▼

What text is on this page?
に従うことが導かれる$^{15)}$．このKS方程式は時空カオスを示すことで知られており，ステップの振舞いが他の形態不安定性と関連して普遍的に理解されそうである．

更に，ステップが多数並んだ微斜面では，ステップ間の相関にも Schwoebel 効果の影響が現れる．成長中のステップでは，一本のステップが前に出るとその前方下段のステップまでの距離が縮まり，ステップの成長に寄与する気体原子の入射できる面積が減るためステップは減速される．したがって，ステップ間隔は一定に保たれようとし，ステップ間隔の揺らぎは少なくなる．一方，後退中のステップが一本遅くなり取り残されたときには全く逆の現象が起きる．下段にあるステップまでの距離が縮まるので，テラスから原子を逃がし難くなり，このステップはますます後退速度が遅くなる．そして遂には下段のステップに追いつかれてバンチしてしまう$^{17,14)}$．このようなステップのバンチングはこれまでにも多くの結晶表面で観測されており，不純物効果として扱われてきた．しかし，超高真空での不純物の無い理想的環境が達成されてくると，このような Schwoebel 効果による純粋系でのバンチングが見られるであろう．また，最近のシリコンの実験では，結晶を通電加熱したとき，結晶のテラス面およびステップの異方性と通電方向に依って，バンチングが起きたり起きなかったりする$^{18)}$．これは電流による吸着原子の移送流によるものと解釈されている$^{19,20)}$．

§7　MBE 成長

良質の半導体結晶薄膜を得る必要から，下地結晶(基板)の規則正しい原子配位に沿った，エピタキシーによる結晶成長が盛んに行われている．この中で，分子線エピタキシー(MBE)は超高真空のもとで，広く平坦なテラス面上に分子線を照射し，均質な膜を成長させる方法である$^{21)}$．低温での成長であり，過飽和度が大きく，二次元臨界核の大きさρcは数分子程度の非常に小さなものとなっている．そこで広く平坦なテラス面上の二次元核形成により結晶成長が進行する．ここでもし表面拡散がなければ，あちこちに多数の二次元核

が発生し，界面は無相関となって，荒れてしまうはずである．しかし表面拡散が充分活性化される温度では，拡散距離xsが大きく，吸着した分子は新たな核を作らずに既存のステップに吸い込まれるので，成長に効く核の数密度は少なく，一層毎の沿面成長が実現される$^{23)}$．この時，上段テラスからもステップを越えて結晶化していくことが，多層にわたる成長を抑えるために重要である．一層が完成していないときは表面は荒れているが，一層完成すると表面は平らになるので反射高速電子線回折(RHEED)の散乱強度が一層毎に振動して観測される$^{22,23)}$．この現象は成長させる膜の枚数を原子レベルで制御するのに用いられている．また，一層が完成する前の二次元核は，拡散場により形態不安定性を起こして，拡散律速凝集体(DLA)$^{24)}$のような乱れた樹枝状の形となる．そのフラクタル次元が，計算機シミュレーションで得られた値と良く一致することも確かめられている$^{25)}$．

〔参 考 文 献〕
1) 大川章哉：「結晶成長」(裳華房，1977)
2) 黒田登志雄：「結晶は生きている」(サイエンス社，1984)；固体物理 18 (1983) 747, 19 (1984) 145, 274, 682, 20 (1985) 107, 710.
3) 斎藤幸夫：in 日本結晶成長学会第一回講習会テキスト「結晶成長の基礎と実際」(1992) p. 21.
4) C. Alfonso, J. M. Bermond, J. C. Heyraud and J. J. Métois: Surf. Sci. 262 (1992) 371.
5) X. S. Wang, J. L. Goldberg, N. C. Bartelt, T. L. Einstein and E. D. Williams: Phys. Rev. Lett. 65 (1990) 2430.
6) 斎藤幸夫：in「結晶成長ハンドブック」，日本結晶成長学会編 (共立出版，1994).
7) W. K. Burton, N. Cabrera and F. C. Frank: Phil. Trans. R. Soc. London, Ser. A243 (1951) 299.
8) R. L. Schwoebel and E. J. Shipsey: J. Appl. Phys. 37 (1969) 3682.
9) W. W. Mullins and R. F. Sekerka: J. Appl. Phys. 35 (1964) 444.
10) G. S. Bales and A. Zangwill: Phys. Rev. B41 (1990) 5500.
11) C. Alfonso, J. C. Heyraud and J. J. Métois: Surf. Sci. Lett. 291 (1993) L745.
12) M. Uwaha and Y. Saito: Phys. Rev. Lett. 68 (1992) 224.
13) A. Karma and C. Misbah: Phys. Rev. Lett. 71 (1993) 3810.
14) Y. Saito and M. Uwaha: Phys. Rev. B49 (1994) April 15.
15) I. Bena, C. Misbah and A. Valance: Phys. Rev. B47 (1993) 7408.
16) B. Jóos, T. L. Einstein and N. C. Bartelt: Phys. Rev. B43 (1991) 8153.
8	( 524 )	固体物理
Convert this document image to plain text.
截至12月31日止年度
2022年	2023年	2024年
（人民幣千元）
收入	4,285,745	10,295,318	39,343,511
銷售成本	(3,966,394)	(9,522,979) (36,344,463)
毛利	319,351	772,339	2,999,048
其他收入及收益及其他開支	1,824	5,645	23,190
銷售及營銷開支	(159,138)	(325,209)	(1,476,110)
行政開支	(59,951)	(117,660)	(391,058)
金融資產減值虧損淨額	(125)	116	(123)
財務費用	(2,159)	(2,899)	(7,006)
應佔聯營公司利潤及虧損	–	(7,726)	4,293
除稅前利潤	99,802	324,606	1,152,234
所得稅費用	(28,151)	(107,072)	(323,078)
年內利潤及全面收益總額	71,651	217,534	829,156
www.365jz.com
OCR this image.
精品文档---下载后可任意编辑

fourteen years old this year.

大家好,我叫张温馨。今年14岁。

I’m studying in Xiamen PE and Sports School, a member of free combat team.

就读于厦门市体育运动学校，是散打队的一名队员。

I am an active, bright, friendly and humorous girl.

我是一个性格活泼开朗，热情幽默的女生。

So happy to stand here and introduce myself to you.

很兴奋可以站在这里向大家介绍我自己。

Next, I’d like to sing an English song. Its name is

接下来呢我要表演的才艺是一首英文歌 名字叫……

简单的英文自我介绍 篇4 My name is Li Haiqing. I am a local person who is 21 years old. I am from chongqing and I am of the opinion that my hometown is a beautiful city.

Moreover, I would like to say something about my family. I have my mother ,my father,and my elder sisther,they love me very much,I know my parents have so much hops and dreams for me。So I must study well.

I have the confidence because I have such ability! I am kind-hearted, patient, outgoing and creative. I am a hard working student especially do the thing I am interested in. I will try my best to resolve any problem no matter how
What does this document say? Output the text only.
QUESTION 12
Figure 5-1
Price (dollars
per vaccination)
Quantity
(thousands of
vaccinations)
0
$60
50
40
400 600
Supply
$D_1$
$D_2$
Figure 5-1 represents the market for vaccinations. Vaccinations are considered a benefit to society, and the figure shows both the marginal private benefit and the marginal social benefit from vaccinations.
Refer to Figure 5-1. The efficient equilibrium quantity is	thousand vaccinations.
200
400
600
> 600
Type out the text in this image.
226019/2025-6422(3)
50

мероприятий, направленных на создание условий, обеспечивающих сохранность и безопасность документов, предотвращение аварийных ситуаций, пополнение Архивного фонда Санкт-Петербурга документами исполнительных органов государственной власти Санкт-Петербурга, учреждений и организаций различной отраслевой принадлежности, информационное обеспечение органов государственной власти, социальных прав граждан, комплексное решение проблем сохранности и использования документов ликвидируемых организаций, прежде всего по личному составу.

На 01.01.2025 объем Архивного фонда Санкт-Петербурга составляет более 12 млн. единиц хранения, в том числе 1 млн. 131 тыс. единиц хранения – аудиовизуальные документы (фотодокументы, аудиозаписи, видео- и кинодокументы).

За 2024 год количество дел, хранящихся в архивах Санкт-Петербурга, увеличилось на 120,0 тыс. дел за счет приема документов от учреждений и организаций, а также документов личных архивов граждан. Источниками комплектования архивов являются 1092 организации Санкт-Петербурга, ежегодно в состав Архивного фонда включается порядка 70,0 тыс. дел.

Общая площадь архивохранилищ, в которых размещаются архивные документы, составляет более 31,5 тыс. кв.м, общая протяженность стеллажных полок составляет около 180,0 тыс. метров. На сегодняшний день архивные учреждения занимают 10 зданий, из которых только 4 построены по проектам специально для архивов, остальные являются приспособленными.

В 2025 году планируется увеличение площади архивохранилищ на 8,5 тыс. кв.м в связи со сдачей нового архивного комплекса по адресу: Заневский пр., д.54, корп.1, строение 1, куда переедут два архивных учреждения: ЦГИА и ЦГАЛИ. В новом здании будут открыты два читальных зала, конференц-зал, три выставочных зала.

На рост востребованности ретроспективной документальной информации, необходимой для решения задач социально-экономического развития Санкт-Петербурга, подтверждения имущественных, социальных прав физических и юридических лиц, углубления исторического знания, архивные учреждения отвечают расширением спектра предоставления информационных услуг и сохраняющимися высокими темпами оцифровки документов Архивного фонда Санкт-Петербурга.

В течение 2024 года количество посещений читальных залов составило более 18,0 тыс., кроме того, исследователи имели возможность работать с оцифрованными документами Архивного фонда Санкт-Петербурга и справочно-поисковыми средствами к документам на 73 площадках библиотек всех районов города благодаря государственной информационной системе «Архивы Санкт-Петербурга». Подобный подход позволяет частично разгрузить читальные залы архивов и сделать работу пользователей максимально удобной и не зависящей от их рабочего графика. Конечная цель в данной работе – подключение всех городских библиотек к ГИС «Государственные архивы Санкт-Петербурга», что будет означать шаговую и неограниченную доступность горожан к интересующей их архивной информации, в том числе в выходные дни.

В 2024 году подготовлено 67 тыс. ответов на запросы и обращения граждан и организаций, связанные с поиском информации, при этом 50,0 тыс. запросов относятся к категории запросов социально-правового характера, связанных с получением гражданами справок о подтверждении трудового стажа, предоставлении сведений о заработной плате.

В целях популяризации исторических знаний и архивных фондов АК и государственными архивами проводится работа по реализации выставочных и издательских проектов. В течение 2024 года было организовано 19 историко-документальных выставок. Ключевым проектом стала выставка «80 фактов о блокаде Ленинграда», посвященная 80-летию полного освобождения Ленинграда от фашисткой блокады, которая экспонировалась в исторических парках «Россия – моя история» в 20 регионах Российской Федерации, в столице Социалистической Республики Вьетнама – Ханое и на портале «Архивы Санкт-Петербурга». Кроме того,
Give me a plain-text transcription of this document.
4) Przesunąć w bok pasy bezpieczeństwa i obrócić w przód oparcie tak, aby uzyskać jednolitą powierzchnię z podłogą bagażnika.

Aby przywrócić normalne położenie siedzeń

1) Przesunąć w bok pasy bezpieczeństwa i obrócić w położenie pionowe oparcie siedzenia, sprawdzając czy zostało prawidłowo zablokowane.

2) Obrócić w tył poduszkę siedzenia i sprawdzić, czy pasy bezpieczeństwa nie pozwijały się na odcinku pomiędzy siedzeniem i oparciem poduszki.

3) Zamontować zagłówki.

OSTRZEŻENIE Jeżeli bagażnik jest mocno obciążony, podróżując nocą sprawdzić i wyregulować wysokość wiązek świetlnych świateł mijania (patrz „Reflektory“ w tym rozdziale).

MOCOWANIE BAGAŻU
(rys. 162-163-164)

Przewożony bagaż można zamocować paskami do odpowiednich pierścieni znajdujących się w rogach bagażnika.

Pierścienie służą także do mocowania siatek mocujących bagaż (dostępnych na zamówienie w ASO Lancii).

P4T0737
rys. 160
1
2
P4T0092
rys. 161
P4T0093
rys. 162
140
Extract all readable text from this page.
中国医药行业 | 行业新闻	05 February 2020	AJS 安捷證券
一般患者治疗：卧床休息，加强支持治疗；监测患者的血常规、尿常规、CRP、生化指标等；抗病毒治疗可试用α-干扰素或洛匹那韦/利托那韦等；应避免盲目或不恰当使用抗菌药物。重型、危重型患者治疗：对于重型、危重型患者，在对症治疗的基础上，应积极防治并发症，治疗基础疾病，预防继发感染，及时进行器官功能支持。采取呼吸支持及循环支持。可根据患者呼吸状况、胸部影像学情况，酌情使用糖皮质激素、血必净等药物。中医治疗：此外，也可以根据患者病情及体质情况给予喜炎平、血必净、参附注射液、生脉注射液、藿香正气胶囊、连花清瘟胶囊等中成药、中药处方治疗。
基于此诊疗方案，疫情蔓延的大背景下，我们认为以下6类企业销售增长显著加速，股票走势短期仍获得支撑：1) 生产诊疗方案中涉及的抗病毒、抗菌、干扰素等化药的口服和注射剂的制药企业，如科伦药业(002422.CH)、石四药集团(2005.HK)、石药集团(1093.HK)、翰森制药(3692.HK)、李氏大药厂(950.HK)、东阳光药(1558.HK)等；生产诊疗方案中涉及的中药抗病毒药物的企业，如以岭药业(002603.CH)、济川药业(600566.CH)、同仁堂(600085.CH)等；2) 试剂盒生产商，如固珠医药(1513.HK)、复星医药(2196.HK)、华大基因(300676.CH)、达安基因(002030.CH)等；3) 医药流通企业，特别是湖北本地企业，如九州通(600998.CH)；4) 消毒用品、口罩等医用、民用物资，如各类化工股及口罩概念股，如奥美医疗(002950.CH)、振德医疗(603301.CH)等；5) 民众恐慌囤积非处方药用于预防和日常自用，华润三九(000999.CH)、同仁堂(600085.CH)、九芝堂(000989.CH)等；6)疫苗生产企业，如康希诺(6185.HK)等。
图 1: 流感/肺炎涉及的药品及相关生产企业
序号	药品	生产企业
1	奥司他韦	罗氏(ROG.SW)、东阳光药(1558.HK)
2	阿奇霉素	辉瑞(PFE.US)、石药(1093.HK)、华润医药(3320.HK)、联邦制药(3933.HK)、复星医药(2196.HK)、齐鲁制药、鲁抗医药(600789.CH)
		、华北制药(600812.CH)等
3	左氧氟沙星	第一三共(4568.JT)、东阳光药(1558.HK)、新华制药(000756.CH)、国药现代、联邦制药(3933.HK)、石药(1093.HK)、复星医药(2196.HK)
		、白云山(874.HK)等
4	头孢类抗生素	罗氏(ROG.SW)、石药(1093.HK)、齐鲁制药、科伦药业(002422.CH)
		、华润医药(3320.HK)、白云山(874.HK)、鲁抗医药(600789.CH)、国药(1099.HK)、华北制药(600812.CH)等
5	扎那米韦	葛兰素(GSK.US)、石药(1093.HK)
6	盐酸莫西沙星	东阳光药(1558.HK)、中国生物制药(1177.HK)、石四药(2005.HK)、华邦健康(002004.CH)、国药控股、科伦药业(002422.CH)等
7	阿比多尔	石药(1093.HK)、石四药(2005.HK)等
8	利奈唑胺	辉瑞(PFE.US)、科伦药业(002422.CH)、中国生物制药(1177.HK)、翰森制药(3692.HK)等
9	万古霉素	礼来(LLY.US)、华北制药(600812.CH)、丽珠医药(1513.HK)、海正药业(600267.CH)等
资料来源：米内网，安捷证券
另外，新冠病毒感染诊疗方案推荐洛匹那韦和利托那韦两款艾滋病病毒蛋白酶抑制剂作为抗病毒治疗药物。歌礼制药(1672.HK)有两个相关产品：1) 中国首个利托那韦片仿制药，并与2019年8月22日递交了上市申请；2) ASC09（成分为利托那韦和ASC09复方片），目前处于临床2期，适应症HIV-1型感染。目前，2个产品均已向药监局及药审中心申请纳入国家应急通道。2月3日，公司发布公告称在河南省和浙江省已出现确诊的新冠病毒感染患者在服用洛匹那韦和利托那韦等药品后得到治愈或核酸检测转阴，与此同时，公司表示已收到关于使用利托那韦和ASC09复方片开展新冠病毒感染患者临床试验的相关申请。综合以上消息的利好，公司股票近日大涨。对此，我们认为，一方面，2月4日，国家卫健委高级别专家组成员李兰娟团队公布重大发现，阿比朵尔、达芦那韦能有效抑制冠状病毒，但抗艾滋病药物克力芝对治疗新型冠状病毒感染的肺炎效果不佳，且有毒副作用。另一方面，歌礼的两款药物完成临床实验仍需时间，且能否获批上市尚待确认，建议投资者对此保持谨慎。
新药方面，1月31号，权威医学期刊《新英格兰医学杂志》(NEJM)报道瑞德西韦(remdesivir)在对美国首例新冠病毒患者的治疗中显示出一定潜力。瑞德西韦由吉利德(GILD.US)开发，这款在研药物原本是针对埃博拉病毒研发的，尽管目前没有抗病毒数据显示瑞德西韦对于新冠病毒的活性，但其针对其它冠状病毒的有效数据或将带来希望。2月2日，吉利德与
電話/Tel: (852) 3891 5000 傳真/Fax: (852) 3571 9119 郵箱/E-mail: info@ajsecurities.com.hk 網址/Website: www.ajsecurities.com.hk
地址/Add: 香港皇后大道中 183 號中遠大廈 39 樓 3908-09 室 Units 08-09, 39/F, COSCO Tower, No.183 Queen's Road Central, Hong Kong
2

▲

GIVEN INSTRUCTION
Scan the records above for the string "Surf", then report every line that contains it.

TASK ANSWER
4) C. Alfonso, J. M. Bermond, J. C. Heyraud and J. J. Métois: Surf. Sci. 262 (1992) 371.
11) C. Alfonso, J. C. Heyraud and J. J. Métois: Surf. Sci. Lett. 291 (1993) L745.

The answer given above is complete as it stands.